[RFC PATCH 1/3] adding mmap support to the unified trace buffer

From: Jiaying Zhang
Date: Tue Dec 02 2008 - 19:55:29 EST


Refer to the previous email
"[RFC PATCH 0/3] A couple of feature requests to the unified trace buffer".

Add the mmap support to the unified trace buffer. The patch includes an
API that maps a page offset to a physical page in a trace buffer, APIs
that export the offset of the current produced/consumed data, and an
API to advance the consumed data pointer.

Index: linux-2.6.26/include/linux/ring_buffer.h
===================================================================
--- linux-2.6.26.orig/include/linux/ring_buffer.h 2008-12-01
14:46:11.000000000 -0800
+++ linux-2.6.26/include/linux/ring_buffer.h 2008-12-01
14:46:30.000000000 -0800
@@ -5,6 +5,7 @@
#include <linux/seq_file.h>

struct ring_buffer;
+struct ring_buffer_per_cpu;
struct ring_buffer_iter;

/*
@@ -108,6 +109,7 @@

int ring_buffer_empty(struct ring_buffer *buffer);
int ring_buffer_empty_cpu(struct ring_buffer *buffer, int cpu);
+int ring_buffer_per_cpu_empty(struct ring_buffer_per_cpu *cpu_buffer);

void ring_buffer_record_disable(struct ring_buffer *buffer);
void ring_buffer_record_enable(struct ring_buffer *buffer);
@@ -124,4 +126,12 @@
RB_FL_OVERWRITE = 1 << 0,
};

+struct ring_buffer_per_cpu *ring_buffer_cpu(struct ring_buffer *buffer,
+ int cpu);
+struct page * ring_buffer_get_page(struct ring_buffer_per_cpu *cpu_buffer,
+ pgoff_t pgoff);
+void ring_buffer_advance_reader(struct ring_buffer_per_cpu *cpu_buffer,
+ int count_in);
+u32 ring_buffer_get_produced(struct ring_buffer_per_cpu *cpu_buffer);
+u32 ring_buffer_get_consumed(struct ring_buffer_per_cpu *cpu_buffer);
#endif /* _LINUX_RING_BUFFER_H */
Index: linux-2.6.26/kernel/ktrace/ring_buffer.c
===================================================================
--- linux-2.6.26.orig/kernel/ktrace/ring_buffer.c 2008-12-01
14:46:11.000000000 -0800
+++ linux-2.6.26/kernel/ktrace/ring_buffer.c 2008-12-01
16:03:01.000000000 -0800
@@ -131,7 +131,6 @@
{
if (bpage->page)

■ SHORT TASK ■
Pick up the ring buffer mmap patch above right after its last line and keep writing it.

[Excerpt from a dataset]

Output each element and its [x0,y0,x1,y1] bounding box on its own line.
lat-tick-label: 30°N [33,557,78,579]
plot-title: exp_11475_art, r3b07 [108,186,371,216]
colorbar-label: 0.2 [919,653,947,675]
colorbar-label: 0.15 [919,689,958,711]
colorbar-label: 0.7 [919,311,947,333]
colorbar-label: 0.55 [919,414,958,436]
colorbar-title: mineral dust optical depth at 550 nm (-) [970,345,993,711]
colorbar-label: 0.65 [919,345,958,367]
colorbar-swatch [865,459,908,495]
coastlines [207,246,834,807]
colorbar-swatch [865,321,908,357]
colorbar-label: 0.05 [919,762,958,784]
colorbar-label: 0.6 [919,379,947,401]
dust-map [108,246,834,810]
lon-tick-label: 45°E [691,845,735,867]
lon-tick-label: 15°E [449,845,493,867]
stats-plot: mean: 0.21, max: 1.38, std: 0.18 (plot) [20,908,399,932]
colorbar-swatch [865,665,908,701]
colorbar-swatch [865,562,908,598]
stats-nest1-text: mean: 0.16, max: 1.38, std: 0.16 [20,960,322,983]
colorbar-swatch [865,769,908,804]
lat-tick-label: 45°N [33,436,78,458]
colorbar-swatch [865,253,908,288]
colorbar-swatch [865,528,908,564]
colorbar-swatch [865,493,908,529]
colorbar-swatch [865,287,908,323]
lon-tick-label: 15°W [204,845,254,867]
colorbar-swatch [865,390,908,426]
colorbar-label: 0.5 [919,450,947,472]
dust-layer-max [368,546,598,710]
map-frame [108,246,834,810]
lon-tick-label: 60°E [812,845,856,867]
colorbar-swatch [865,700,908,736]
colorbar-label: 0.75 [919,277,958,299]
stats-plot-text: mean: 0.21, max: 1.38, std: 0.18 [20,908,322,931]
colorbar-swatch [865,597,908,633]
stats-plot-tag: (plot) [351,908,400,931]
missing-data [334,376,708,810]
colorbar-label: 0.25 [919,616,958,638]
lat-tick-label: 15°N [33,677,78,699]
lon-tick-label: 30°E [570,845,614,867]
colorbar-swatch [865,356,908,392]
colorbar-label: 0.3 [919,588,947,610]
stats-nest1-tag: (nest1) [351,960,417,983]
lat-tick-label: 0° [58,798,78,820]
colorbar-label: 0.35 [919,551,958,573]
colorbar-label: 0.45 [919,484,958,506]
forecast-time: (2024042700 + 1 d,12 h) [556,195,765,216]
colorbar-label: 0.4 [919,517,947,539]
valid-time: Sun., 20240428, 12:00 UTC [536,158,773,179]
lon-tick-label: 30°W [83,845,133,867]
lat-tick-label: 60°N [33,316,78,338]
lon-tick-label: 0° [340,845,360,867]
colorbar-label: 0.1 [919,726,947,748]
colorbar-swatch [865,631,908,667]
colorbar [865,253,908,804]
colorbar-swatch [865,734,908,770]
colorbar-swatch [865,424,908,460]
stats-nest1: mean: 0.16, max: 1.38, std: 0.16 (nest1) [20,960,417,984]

■ WRITTEN ANSWER ■
free_page((unsigned long)bpage->page);
- kfree(bpage);
}

/*
@@ -155,6 +154,7 @@
spinlock_t lock;
struct lock_class_key lock_key;
struct list_head pages;
+ struct buffer_page *page_array;
struct buffer_page *head_page; /* read from head */
struct buffer_page *tail_page; /* write to tail */
struct buffer_page *commit_page; /* commited pages */
@@ -186,6 +186,11 @@
u64 read_stamp;
};

+struct ring_buffer_per_cpu *ring_buffer_cpu(struct ring_buffer
*buffer, int cpu)
+{
+ return buffer->buffers[cpu];
+}
+
#define RB_WARN_ON(buffer, cond) \
do { \
if (unlikely(cond)) { \
@@ -238,25 +243,26 @@
return 0;
}

+#define BP_HEADER_SIZE ALIGN(sizeof(struct buffer_page), cache_line_size())
+
static int rb_allocate_pages(struct ring_buffer_per_cpu *cpu_buffer,
unsigned nr_pages)
{
struct list_head *head = &cpu_buffer->pages;
- struct buffer_page *page, *tmp;
+ struct buffer_page *page;
+ void *array;
unsigned long addr;
LIST_HEAD(pages);
unsigned i;

+ array = cpu_buffer->page_array;
for (i = 0; i < nr_pages; i++) {
- page = kzalloc_node(ALIGN(sizeof(*page), cache_line_size()),
- GFP_KERNEL, cpu_to_node(cpu_buffer->cpu));
- if (!page)
- goto free_pages;
- list_add(&page->list, &pages);
+ page = (struct buffer_page *) (array + i * BP_HEADER_SIZE);
+ list_add_tail(&page->list, &pages);

addr = __get_free_page(GFP_KERNEL);
if (!addr)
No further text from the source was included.